> _What you will do_
Please list every line of the records below that contains the word "elements", copying each line in full.

#### Provided data

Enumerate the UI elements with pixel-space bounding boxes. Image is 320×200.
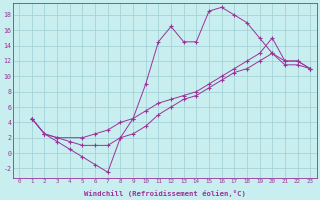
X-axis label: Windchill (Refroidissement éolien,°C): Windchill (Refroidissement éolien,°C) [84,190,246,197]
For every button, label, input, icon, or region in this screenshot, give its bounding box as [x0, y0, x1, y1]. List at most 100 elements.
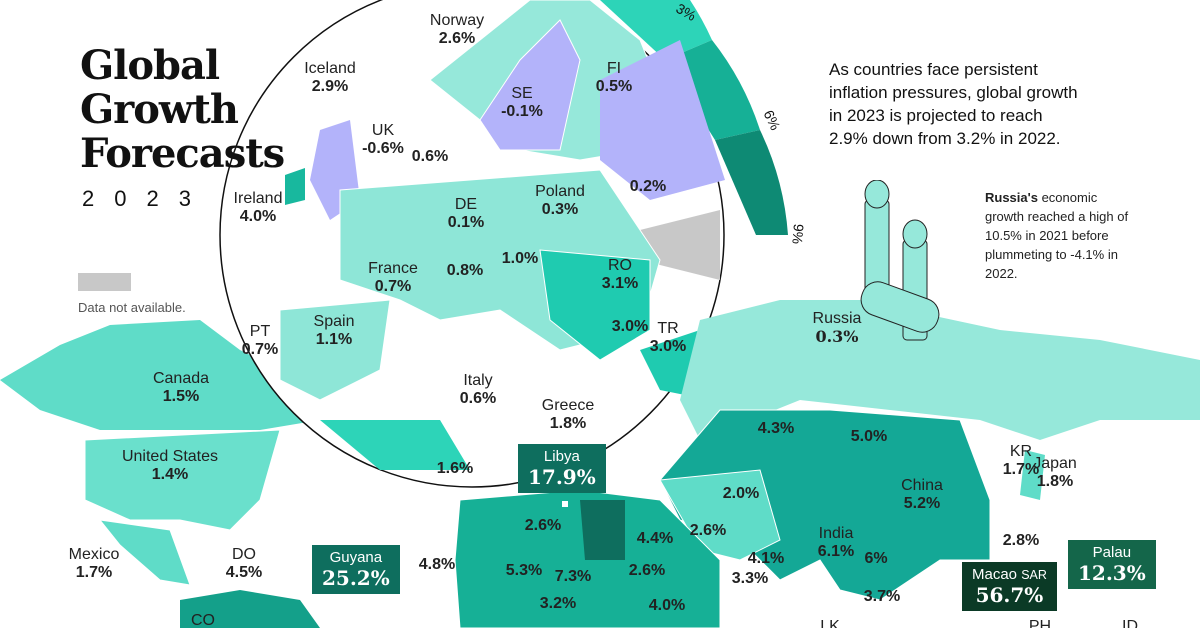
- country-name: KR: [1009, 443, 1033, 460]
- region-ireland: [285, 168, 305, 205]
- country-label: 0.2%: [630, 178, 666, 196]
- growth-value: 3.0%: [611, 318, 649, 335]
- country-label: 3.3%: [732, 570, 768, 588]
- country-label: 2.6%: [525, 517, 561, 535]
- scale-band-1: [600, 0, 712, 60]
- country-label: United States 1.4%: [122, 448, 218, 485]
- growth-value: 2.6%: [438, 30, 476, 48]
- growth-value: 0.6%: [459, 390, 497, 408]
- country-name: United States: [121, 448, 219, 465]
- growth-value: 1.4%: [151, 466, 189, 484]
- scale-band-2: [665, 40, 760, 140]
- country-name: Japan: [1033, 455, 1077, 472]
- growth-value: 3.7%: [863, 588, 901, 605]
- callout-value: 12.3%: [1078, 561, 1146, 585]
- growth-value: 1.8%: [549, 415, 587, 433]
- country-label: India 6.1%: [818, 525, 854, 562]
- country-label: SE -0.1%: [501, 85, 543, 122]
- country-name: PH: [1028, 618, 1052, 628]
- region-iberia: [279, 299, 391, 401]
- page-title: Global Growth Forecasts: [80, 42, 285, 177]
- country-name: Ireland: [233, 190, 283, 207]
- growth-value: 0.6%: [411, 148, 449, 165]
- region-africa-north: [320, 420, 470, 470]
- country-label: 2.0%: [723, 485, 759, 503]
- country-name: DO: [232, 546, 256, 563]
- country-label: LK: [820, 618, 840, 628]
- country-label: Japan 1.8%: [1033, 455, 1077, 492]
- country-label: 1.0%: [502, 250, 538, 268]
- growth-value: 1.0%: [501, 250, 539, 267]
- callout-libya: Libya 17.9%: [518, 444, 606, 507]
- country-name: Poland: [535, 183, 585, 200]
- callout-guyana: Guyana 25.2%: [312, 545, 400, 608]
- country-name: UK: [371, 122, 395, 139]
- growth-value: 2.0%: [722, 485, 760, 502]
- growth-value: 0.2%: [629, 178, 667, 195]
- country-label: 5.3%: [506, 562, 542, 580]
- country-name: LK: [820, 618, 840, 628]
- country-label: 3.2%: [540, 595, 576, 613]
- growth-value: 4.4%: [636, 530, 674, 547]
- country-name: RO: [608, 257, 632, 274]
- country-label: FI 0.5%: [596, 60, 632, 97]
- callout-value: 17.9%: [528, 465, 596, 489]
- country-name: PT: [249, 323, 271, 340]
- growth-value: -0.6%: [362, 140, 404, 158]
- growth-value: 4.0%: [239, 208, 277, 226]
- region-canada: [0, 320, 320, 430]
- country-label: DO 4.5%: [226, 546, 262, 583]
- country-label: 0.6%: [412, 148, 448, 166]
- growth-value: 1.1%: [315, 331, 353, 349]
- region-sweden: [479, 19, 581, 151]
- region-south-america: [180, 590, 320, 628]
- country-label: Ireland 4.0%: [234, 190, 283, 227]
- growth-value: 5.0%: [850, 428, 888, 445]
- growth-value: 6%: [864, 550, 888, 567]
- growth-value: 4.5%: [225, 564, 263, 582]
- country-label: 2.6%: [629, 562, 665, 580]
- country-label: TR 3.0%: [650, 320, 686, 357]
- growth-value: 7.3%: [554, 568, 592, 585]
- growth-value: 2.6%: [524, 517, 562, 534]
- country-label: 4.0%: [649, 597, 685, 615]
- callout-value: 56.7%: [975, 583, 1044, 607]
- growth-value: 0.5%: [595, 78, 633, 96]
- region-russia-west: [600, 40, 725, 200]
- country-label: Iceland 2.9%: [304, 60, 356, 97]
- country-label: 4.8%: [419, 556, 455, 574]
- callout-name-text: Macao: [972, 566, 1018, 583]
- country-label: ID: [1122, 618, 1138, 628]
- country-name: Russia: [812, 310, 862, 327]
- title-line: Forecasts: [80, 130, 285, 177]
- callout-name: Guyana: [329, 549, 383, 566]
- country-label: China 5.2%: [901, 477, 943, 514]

########

> _Exercise answer_
Enumerate the UI elements with pixel-space bounding boxes. Image is 320×200.
For every button, label, input, icon, or region in this screenshot, give its bounding box as [x0, y0, x1, y1]. List at most 100 elements.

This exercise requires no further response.